--- Given instruction ---
Please transcribe the listing below in full and word for word, without its pictures.

--- Records shown ---
════════

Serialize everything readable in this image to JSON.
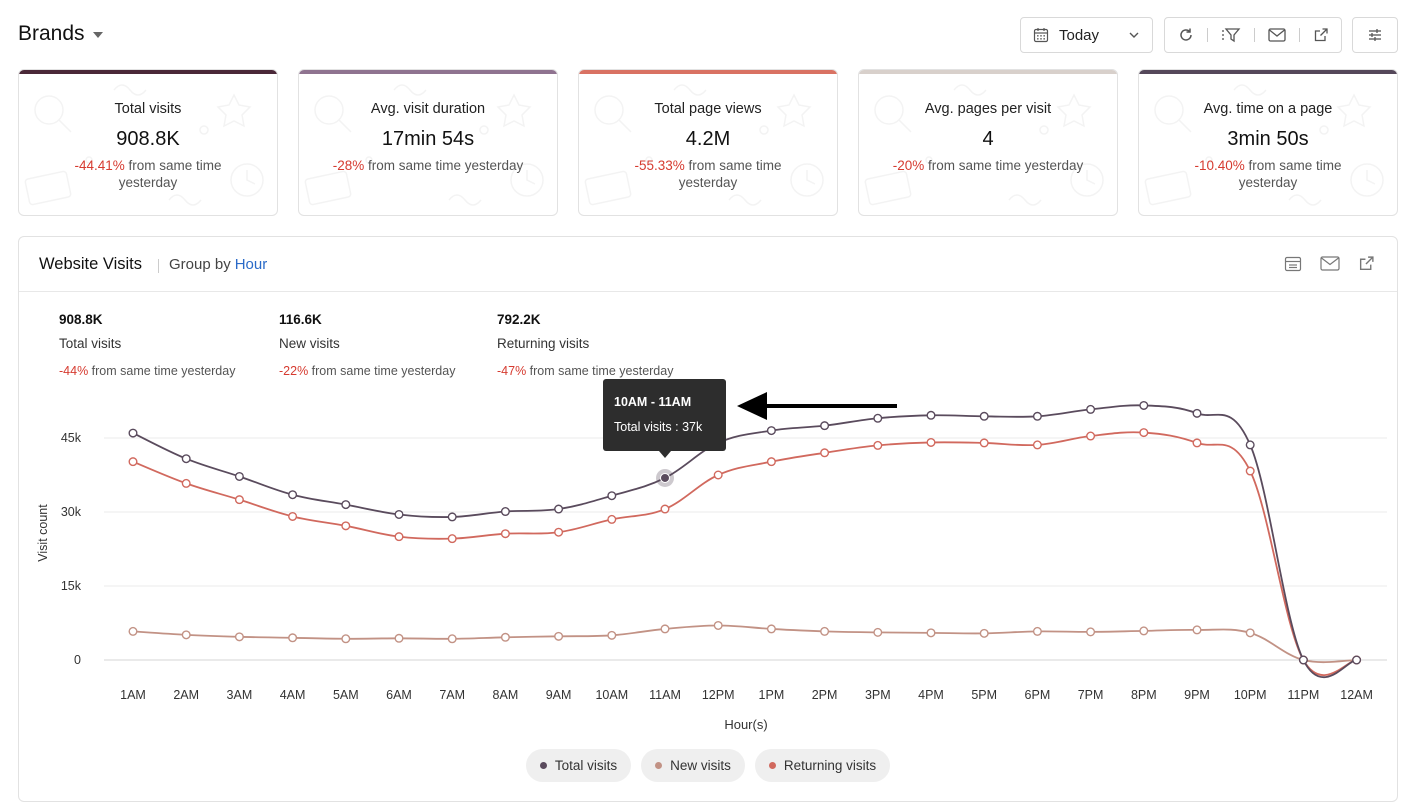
{
  "header": {
    "title": "Brands",
    "date_range": "Today"
  },
  "kpis": [
    {
      "title": "Total visits",
      "value": "908.8K",
      "change": "-44.41%",
      "suffix": "from same time yesterday",
      "accent": "#4a2838"
    },
    {
      "title": "Avg. visit duration",
      "value": "17min 54s",
      "change": "-28%",
      "suffix": "from same time yesterday",
      "accent": "#8f7390"
    },
    {
      "title": "Total page views",
      "value": "4.2M",
      "change": "-55.33%",
      "suffix": "from same time yesterday",
      "accent": "#d97263"
    },
    {
      "title": "Avg. pages per visit",
      "value": "4",
      "change": "-20%",
      "suffix": "from same time yesterday",
      "accent": "#d8d0cb"
    },
    {
      "title": "Avg. time on a page",
      "value": "3min 50s",
      "change": "-10.40%",
      "suffix": "from same time yesterday",
      "accent": "#55485a"
    }
  ],
  "chart_card": {
    "title": "Website Visits",
    "group_by_label": "Group by",
    "group_by_value": "Hour",
    "summaries": [
      {
        "value": "908.8K",
        "label": "Total visits",
        "change": "-44%",
        "suffix": "from same time yesterday"
      },
      {
        "value": "116.6K",
        "label": "New visits",
        "change": "-22%",
        "suffix": "from same time yesterday"
      },
      {
        "value": "792.2K",
        "label": "Returning visits",
        "change": "-47%",
        "suffix": "from same time yesterday"
      }
    ],
    "tooltip": {
      "title": "10AM - 11AM",
      "text": "Total visits : 37k"
    }
  },
  "chart_data": {
    "type": "line",
    "xlabel": "Hour(s)",
    "ylabel": "Visit count",
    "ylim": [
      0,
      45000
    ],
    "yticks": [
      0,
      15000,
      30000,
      45000
    ],
    "ytick_labels": [
      "0",
      "15k",
      "30k",
      "45k"
    ],
    "grid": true,
    "legend_position": "bottom",
    "categories": [
      "1AM",
      "2AM",
      "3AM",
      "4AM",
      "5AM",
      "6AM",
      "7AM",
      "8AM",
      "9AM",
      "10AM",
      "11AM",
      "12PM",
      "1PM",
      "2PM",
      "3PM",
      "4PM",
      "5PM",
      "6PM",
      "7PM",
      "8PM",
      "9PM",
      "10PM",
      "11PM",
      "12AM"
    ],
    "series": [
      {
        "name": "Total visits",
        "color": "#5a4b5d",
        "values": [
          46000,
          40800,
          37200,
          33500,
          31500,
          29500,
          29000,
          30100,
          30600,
          33300,
          36900,
          44000,
          46500,
          47500,
          49000,
          49600,
          49400,
          49400,
          50800,
          51600,
          50000,
          43600,
          0,
          0
        ]
      },
      {
        "name": "New visits",
        "color": "#c29285",
        "values": [
          5800,
          5100,
          4700,
          4500,
          4300,
          4400,
          4300,
          4600,
          4800,
          5000,
          6300,
          7000,
          6300,
          5800,
          5600,
          5500,
          5400,
          5800,
          5700,
          5900,
          6100,
          5500,
          0,
          0
        ]
      },
      {
        "name": "Returning visits",
        "color": "#d1695e",
        "values": [
          40200,
          35800,
          32500,
          29100,
          27200,
          25000,
          24600,
          25600,
          25900,
          28500,
          30600,
          37500,
          40200,
          42000,
          43500,
          44100,
          44000,
          43600,
          45400,
          46100,
          44000,
          38300,
          0,
          0
        ]
      }
    ],
    "highlight": {
      "series": "Total visits",
      "index": 10
    }
  }
}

════════

--- Result of this exercise ---
Serialize everything readable in this image to JSON.
{
  "header": {
    "title": "Brands",
    "date_range": "Today"
  },
  "kpis": [
    {
      "title": "Total visits",
      "value": "908.8K",
      "change": "-44.41%",
      "suffix": "from same time yesterday",
      "accent": "#4a2838"
    },
    {
      "title": "Avg. visit duration",
      "value": "17min 54s",
      "change": "-28%",
      "suffix": "from same time yesterday",
      "accent": "#8f7390"
    },
    {
      "title": "Total page views",
      "value": "4.2M",
      "change": "-55.33%",
      "suffix": "from same time yesterday",
      "accent": "#d97263"
    },
    {
      "title": "Avg. pages per visit",
      "value": "4",
      "change": "-20%",
      "suffix": "from same time yesterday",
      "accent": "#d8d0cb"
    },
    {
      "title": "Avg. time on a page",
      "value": "3min 50s",
      "change": "-10.40%",
      "suffix": "from same time yesterday",
      "accent": "#55485a"
    }
  ],
  "chart_card": {
    "title": "Website Visits",
    "group_by_label": "Group by",
    "group_by_value": "Hour",
    "summaries": [
      {
        "value": "908.8K",
        "label": "Total visits",
        "change": "-44%",
        "suffix": "from same time yesterday"
      },
      {
        "value": "116.6K",
        "label": "New visits",
        "change": "-22%",
        "suffix": "from same time yesterday"
      },
      {
        "value": "792.2K",
        "label": "Returning visits",
        "change": "-47%",
        "suffix": "from same time yesterday"
      }
    ],
    "tooltip": {
      "title": "10AM - 11AM",
      "text": "Total visits : 37k"
    }
  },
  "chart_data": {
    "type": "line",
    "xlabel": "Hour(s)",
    "ylabel": "Visit count",
    "ylim": [
      0,
      45000
    ],
    "yticks": [
      0,
      15000,
      30000,
      45000
    ],
    "ytick_labels": [
      "0",
      "15k",
      "30k",
      "45k"
    ],
    "grid": true,
    "legend_position": "bottom",
    "categories": [
      "1AM",
      "2AM",
      "3AM",
      "4AM",
      "5AM",
      "6AM",
      "7AM",
      "8AM",
      "9AM",
      "10AM",
      "11AM",
      "12PM",
      "1PM",
      "2PM",
      "3PM",
      "4PM",
      "5PM",
      "6PM",
      "7PM",
      "8PM",
      "9PM",
      "10PM",
      "11PM",
      "12AM"
    ],
    "series": [
      {
        "name": "Total visits",
        "color": "#5a4b5d",
        "values": [
          46000,
          40800,
          37200,
          33500,
          31500,
          29500,
          29000,
          30100,
          30600,
          33300,
          36900,
          44000,
          46500,
          47500,
          49000,
          49600,
          49400,
          49400,
          50800,
          51600,
          50000,
          43600,
          0,
          0
        ]
      },
      {
        "name": "New visits",
        "color": "#c29285",
        "values": [
          5800,
          5100,
          4700,
          4500,
          4300,
          4400,
          4300,
          4600,
          4800,
          5000,
          6300,
          7000,
          6300,
          5800,
          5600,
          5500,
          5400,
          5800,
          5700,
          5900,
          6100,
          5500,
          0,
          0
        ]
      },
      {
        "name": "Returning visits",
        "color": "#d1695e",
        "values": [
          40200,
          35800,
          32500,
          29100,
          27200,
          25000,
          24600,
          25600,
          25900,
          28500,
          30600,
          37500,
          40200,
          42000,
          43500,
          44100,
          44000,
          43600,
          45400,
          46100,
          44000,
          38300,
          0,
          0
        ]
      }
    ],
    "highlight": {
      "series": "Total visits",
      "index": 10
    }
  }
}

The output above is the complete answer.